[Written instruction] Copy out every line in the entries below that includes "screenshot".

(Dataset rows)
______

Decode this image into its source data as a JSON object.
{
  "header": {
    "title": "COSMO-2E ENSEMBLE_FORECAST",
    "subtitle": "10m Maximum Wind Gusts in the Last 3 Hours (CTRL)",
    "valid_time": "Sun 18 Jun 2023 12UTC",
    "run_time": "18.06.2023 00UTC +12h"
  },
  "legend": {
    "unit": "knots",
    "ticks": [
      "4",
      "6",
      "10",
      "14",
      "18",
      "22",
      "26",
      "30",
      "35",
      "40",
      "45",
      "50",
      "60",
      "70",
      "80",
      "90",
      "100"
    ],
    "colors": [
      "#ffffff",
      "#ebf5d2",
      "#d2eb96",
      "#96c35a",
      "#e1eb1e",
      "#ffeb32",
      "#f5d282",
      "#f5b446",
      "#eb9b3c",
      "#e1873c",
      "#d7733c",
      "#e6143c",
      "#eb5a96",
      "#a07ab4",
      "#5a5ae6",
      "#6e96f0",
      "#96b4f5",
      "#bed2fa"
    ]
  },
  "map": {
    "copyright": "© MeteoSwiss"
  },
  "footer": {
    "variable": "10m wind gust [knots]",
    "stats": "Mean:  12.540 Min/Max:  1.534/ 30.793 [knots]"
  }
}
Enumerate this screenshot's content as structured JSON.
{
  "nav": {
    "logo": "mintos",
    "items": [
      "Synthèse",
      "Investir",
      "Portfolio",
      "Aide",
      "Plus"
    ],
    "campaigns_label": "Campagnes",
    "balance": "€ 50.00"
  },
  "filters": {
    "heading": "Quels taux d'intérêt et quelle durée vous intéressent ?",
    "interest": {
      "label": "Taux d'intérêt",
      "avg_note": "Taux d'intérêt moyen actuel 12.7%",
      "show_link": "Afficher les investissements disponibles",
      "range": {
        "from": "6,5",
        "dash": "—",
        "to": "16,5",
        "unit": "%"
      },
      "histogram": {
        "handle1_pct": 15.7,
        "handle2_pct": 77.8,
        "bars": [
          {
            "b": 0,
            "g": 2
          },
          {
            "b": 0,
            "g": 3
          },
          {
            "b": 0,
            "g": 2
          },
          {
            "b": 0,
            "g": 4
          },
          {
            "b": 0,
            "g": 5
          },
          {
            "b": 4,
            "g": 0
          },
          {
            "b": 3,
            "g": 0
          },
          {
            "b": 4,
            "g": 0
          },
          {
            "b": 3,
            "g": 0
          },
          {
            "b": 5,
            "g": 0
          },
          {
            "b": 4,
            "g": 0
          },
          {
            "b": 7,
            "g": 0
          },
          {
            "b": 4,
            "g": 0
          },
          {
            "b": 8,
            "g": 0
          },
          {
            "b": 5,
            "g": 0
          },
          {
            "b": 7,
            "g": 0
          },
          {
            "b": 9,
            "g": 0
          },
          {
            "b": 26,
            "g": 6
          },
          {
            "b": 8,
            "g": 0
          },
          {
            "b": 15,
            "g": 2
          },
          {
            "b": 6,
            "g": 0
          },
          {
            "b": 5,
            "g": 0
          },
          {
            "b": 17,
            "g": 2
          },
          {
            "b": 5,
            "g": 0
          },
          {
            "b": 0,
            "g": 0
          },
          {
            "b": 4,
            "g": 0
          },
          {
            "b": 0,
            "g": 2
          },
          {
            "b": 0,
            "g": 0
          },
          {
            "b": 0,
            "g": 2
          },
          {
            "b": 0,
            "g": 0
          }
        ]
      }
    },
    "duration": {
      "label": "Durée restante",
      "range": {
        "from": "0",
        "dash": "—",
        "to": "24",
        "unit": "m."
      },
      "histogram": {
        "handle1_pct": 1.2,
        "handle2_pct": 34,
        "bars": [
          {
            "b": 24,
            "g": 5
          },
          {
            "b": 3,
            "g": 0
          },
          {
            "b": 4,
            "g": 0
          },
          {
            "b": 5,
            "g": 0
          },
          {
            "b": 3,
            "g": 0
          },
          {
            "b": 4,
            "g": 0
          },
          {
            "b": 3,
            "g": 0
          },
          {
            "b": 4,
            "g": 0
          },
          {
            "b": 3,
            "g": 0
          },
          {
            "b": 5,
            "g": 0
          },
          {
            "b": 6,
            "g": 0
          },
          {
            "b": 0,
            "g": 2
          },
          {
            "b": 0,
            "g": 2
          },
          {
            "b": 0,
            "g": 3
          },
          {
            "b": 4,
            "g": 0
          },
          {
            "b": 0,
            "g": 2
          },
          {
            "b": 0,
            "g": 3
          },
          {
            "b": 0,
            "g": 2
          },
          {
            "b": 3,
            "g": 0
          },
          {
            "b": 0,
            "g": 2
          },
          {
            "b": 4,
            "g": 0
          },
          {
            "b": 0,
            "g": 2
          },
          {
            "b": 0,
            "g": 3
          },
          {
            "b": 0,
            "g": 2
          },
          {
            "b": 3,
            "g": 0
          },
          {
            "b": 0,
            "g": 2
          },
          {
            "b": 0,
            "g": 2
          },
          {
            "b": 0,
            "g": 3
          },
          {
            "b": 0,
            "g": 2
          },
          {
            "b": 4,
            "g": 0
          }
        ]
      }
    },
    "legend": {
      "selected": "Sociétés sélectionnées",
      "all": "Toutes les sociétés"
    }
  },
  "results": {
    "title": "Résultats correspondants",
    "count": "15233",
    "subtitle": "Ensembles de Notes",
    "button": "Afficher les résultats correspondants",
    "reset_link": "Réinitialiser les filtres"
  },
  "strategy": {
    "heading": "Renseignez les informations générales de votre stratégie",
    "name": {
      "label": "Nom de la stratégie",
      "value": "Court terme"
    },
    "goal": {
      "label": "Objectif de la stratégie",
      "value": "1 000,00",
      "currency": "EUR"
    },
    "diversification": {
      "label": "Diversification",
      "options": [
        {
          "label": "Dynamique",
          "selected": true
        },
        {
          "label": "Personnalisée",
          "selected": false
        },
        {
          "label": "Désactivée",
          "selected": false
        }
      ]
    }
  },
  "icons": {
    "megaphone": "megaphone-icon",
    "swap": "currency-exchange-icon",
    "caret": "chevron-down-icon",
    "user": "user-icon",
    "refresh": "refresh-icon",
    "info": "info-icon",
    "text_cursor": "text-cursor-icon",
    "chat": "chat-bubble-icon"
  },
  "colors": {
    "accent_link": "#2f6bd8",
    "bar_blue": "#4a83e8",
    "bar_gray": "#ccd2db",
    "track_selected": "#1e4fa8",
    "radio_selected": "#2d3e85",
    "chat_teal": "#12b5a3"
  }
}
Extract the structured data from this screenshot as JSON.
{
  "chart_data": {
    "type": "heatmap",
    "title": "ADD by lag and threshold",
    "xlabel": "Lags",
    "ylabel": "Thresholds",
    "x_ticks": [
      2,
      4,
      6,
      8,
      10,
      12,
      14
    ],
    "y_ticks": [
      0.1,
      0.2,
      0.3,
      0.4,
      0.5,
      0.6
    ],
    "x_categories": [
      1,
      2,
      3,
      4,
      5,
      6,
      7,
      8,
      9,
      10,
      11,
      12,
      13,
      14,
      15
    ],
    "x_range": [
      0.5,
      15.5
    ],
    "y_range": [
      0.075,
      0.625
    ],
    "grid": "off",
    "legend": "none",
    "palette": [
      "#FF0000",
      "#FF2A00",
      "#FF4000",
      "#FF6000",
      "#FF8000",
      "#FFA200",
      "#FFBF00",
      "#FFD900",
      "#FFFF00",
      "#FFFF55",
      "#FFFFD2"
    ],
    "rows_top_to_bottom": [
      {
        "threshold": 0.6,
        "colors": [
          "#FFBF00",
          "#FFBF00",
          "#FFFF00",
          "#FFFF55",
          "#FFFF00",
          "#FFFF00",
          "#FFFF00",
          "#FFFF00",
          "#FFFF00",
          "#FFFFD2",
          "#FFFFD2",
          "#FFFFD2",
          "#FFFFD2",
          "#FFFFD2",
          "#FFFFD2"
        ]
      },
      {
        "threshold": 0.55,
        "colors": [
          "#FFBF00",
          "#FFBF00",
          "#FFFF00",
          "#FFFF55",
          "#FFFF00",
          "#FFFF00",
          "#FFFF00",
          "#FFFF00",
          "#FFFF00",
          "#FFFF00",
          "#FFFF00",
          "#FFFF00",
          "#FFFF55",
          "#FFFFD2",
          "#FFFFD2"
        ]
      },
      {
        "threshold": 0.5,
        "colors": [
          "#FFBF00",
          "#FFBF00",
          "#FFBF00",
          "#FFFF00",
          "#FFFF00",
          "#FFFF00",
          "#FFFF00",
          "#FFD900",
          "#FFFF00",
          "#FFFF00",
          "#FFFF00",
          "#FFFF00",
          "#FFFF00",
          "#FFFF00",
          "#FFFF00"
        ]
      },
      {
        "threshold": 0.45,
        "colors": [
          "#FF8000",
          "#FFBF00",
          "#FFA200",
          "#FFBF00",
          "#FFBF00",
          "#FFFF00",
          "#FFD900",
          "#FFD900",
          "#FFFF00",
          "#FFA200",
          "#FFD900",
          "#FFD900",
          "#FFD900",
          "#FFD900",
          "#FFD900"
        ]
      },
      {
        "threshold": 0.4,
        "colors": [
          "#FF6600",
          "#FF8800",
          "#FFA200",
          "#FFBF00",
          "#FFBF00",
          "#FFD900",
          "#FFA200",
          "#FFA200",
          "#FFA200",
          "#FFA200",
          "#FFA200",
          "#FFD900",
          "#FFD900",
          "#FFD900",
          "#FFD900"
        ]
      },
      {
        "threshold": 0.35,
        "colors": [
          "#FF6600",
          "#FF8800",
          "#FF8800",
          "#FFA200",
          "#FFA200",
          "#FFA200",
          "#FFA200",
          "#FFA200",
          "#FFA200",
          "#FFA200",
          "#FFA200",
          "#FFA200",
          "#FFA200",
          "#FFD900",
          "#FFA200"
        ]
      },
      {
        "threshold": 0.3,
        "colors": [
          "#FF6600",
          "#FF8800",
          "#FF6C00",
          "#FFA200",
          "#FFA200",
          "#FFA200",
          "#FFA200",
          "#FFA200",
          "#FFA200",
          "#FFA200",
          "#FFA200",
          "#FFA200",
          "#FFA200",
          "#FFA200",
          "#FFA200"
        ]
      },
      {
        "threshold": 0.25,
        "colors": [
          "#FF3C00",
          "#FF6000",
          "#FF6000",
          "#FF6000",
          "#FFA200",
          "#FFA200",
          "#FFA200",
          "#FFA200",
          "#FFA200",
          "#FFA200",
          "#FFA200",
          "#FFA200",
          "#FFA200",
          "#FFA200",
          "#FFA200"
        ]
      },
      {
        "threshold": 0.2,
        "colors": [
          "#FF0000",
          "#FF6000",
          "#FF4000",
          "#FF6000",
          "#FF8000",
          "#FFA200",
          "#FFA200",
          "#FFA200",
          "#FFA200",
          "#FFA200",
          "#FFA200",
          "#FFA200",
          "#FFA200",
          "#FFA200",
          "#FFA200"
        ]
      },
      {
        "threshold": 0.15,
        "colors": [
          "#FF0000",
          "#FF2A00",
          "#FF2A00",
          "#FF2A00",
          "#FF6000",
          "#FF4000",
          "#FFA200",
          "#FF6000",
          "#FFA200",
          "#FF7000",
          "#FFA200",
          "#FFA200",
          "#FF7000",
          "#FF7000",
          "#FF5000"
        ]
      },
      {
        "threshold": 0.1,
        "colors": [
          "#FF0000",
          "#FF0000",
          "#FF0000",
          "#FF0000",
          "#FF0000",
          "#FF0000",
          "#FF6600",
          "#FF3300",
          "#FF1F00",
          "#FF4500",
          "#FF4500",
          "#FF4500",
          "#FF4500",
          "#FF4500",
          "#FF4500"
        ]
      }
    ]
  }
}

______

[Finished exercise]
Enumerate this screenshot's content as structured JSON.
Extract the structured data from this screenshot as JSON.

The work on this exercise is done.